Data for this exercise —
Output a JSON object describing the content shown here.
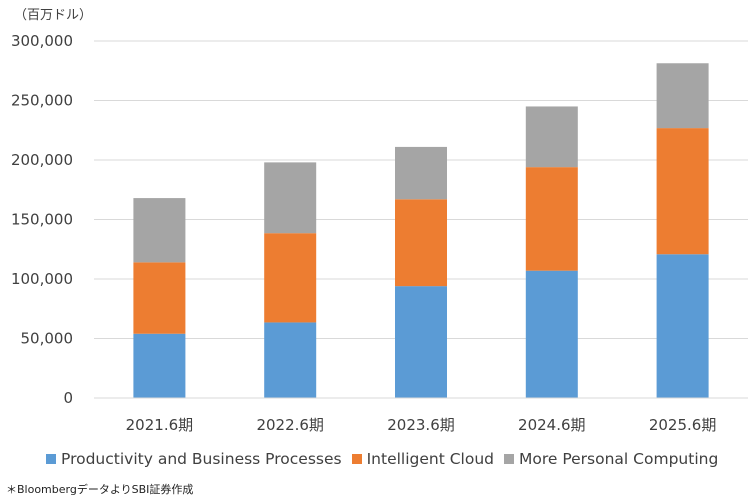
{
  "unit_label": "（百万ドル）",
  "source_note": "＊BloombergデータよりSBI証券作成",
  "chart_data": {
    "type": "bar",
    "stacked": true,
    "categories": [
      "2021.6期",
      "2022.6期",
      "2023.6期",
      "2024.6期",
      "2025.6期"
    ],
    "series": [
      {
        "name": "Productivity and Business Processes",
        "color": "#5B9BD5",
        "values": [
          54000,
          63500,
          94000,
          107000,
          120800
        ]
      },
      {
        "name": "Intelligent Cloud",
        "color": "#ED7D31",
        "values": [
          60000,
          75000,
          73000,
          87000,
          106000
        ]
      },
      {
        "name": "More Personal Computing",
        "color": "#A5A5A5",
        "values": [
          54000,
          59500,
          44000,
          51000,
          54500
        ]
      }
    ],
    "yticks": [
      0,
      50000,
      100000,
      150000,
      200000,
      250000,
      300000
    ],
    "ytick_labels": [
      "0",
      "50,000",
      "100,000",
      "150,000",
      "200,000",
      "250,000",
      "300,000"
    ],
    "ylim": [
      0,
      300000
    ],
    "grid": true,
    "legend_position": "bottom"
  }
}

Task description — Except for the pictures, print the data above exactly.

Response to this exercise —
Output a JSON object describing the content shown here.
{
  "unit_label": "（百万ドル）",
  "source_note": "＊BloombergデータよりSBI証券作成",
  "chart_data": {
    "type": "bar",
    "stacked": true,
    "categories": [
      "2021.6期",
      "2022.6期",
      "2023.6期",
      "2024.6期",
      "2025.6期"
    ],
    "series": [
      {
        "name": "Productivity and Business Processes",
        "color": "#5B9BD5",
        "values": [
          54000,
          63500,
          94000,
          107000,
          120800
        ]
      },
      {
        "name": "Intelligent Cloud",
        "color": "#ED7D31",
        "values": [
          60000,
          75000,
          73000,
          87000,
          106000
        ]
      },
      {
        "name": "More Personal Computing",
        "color": "#A5A5A5",
        "values": [
          54000,
          59500,
          44000,
          51000,
          54500
        ]
      }
    ],
    "yticks": [
      0,
      50000,
      100000,
      150000,
      200000,
      250000,
      300000
    ],
    "ytick_labels": [
      "0",
      "50,000",
      "100,000",
      "150,000",
      "200,000",
      "250,000",
      "300,000"
    ],
    "ylim": [
      0,
      300000
    ],
    "grid": true,
    "legend_position": "bottom"
  }
}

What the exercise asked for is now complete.